> [Goal]: Leave out the pictures and transcribe the rest of the records exactly.

*** Record list ***

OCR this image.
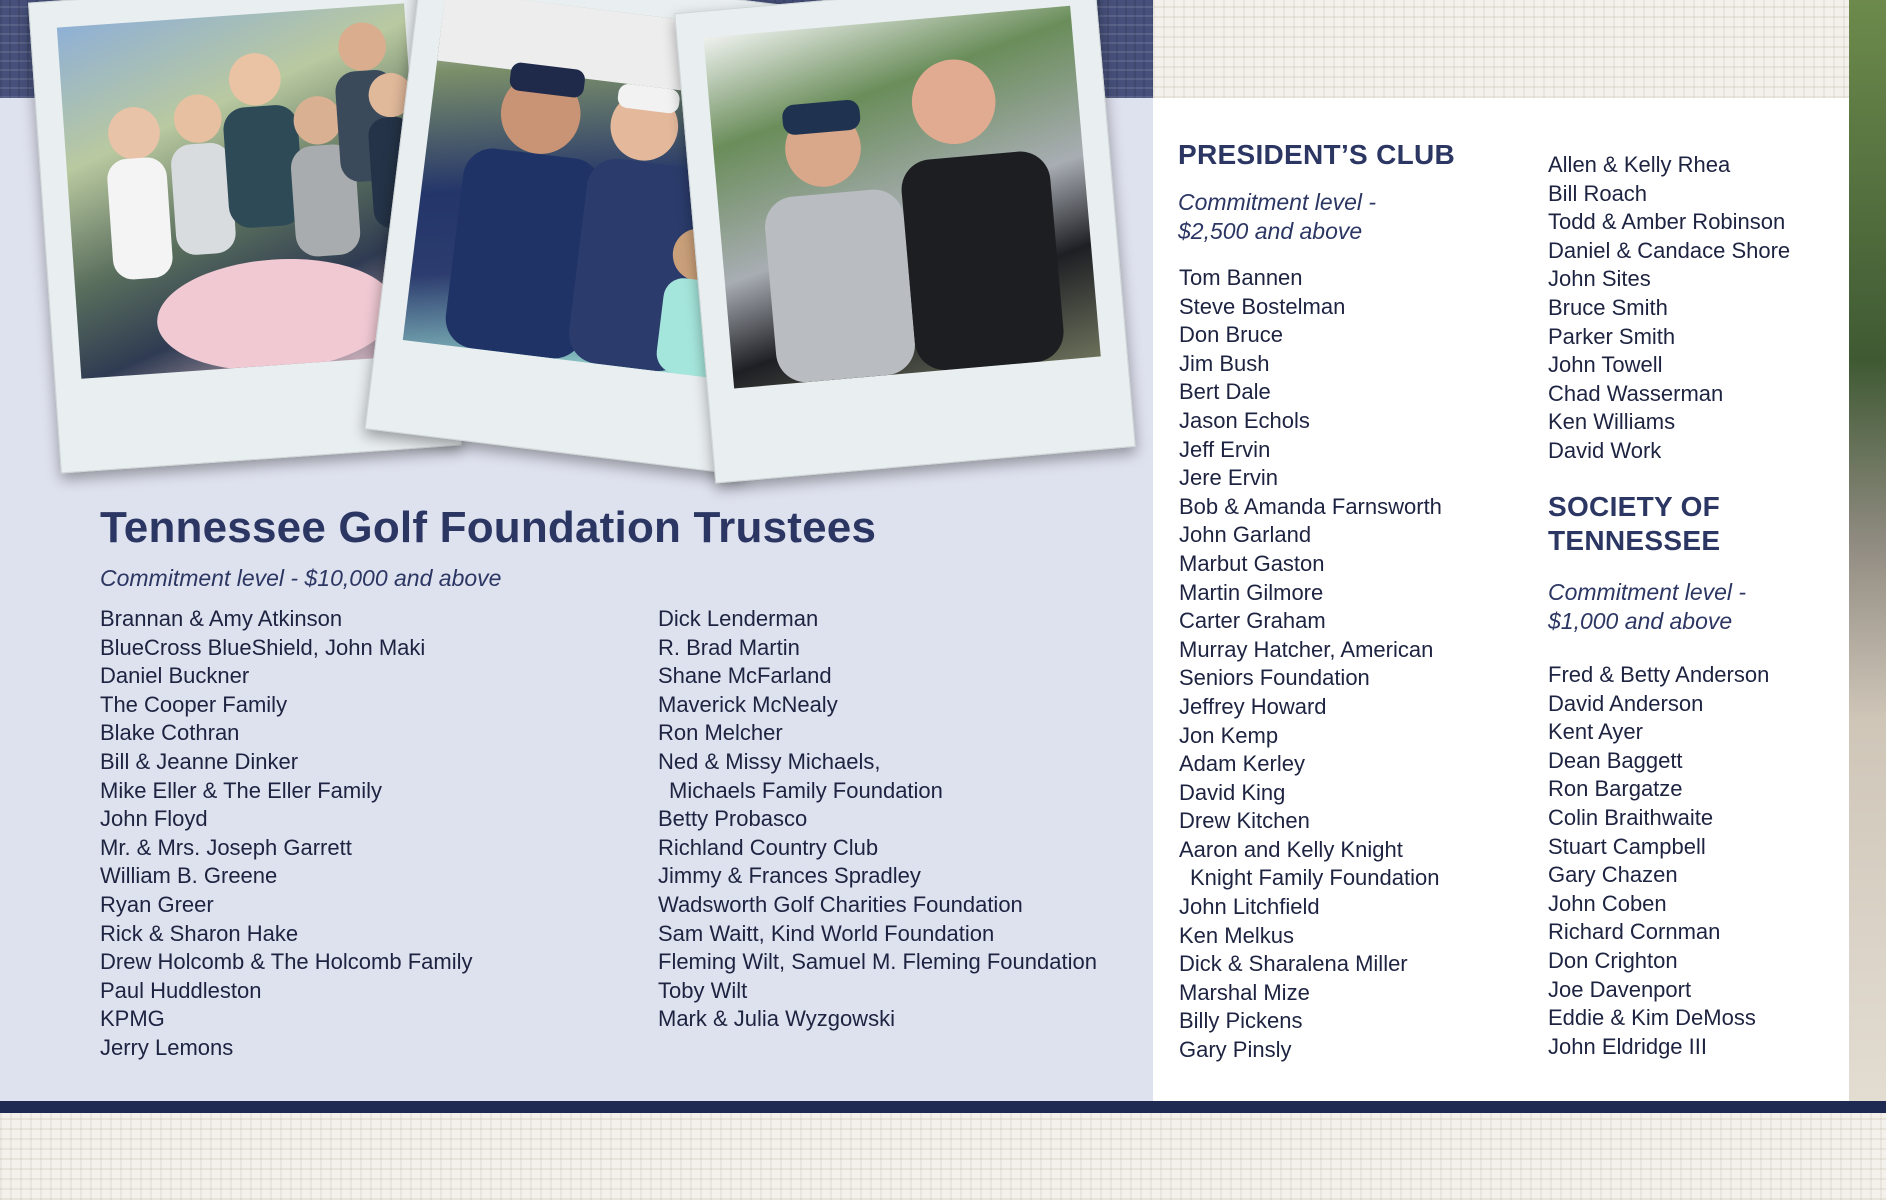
Tennessee Golf Foundation Trustees

Commitment level - $10,000 and above

Brannan & Amy Atkinson
BlueCross BlueShield, John Maki
Daniel Buckner
The Cooper Family
Blake Cothran
Bill & Jeanne Dinker
Mike Eller & The Eller Family
John Floyd
Mr. & Mrs. Joseph Garrett
William B. Greene
Ryan Greer
Rick & Sharon Hake
Drew Holcomb & The Holcomb Family
Paul Huddleston
KPMG
Jerry Lemons
Dick Lenderman
R. Brad Martin
Shane McFarland
Maverick McNealy
Ron Melcher
Ned & Missy Michaels,
Michaels Family Foundation
Betty Probasco
Richland Country Club
Jimmy & Frances Spradley
Wadsworth Golf Charities Foundation
Sam Waitt, Kind World Foundation
Fleming Wilt, Samuel M. Fleming Foundation
Toby Wilt
Mark & Julia Wyzgowski
PRESIDENT’S CLUB

Commitment level - $2,500 and above

Tom Bannen
Steve Bostelman
Don Bruce
Jim Bush
Bert Dale
Jason Echols
Jeff Ervin
Jere Ervin
Bob & Amanda Farnsworth
John Garland
Marbut Gaston
Martin Gilmore
Carter Graham
Murray Hatcher, American
Seniors Foundation
Jeffrey Howard
Jon Kemp
Adam Kerley
David King
Drew Kitchen
Aaron and Kelly Knight
Knight Family Foundation
John Litchfield
Ken Melkus
Dick & Sharalena Miller
Marshal Mize
Billy Pickens
Gary Pinsly
Allen & Kelly Rhea
Bill Roach
Todd & Amber Robinson
Daniel & Candace Shore
John Sites
Bruce Smith
Parker Smith
John Towell
Chad Wasserman
Ken Williams
David Work
SOCIETY OF TENNESSEE

Commitment level - $1,000 and above

Fred & Betty Anderson
David Anderson
Kent Ayer
Dean Baggett
Ron Bargatze
Colin Braithwaite
Stuart Campbell
Gary Chazen
John Coben
Richard Cornman
Don Crighton
Joe Davenport
Eddie & Kim DeMoss
John Eldridge III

***

> [Solution]:
OCR this image.
Tennessee Golf Foundation Trustees

Commitment level - $10,000 and above

Brannan & Amy Atkinson
BlueCross BlueShield, John Maki
Daniel Buckner
The Cooper Family
Blake Cothran
Bill & Jeanne Dinker
Mike Eller & The Eller Family
John Floyd
Mr. & Mrs. Joseph Garrett
William B. Greene
Ryan Greer
Rick & Sharon Hake
Drew Holcomb & The Holcomb Family
Paul Huddleston
KPMG
Jerry Lemons
Dick Lenderman
R. Brad Martin
Shane McFarland
Maverick McNealy
Ron Melcher
Ned & Missy Michaels,
Michaels Family Foundation
Betty Probasco
Richland Country Club
Jimmy & Frances Spradley
Wadsworth Golf Charities Foundation
Sam Waitt, Kind World Foundation
Fleming Wilt, Samuel M. Fleming Foundation
Toby Wilt
Mark & Julia Wyzgowski
PRESIDENT’S CLUB

Commitment level - $2,500 and above

Tom Bannen
Steve Bostelman
Don Bruce
Jim Bush
Bert Dale
Jason Echols
Jeff Ervin
Jere Ervin
Bob & Amanda Farnsworth
John Garland
Marbut Gaston
Martin Gilmore
Carter Graham
Murray Hatcher, American
Seniors Foundation
Jeffrey Howard
Jon Kemp
Adam Kerley
David King
Drew Kitchen
Aaron and Kelly Knight
Knight Family Foundation
John Litchfield
Ken Melkus
Dick & Sharalena Miller
Marshal Mize
Billy Pickens
Gary Pinsly
Allen & Kelly Rhea
Bill Roach
Todd & Amber Robinson
Daniel & Candace Shore
John Sites
Bruce Smith
Parker Smith
John Towell
Chad Wasserman
Ken Williams
David Work
SOCIETY OF TENNESSEE

Commitment level - $1,000 and above

Fred & Betty Anderson
David Anderson
Kent Ayer
Dean Baggett
Ron Bargatze
Colin Braithwaite
Stuart Campbell
Gary Chazen
John Coben
Richard Cornman
Don Crighton
Joe Davenport
Eddie & Kim DeMoss
John Eldridge III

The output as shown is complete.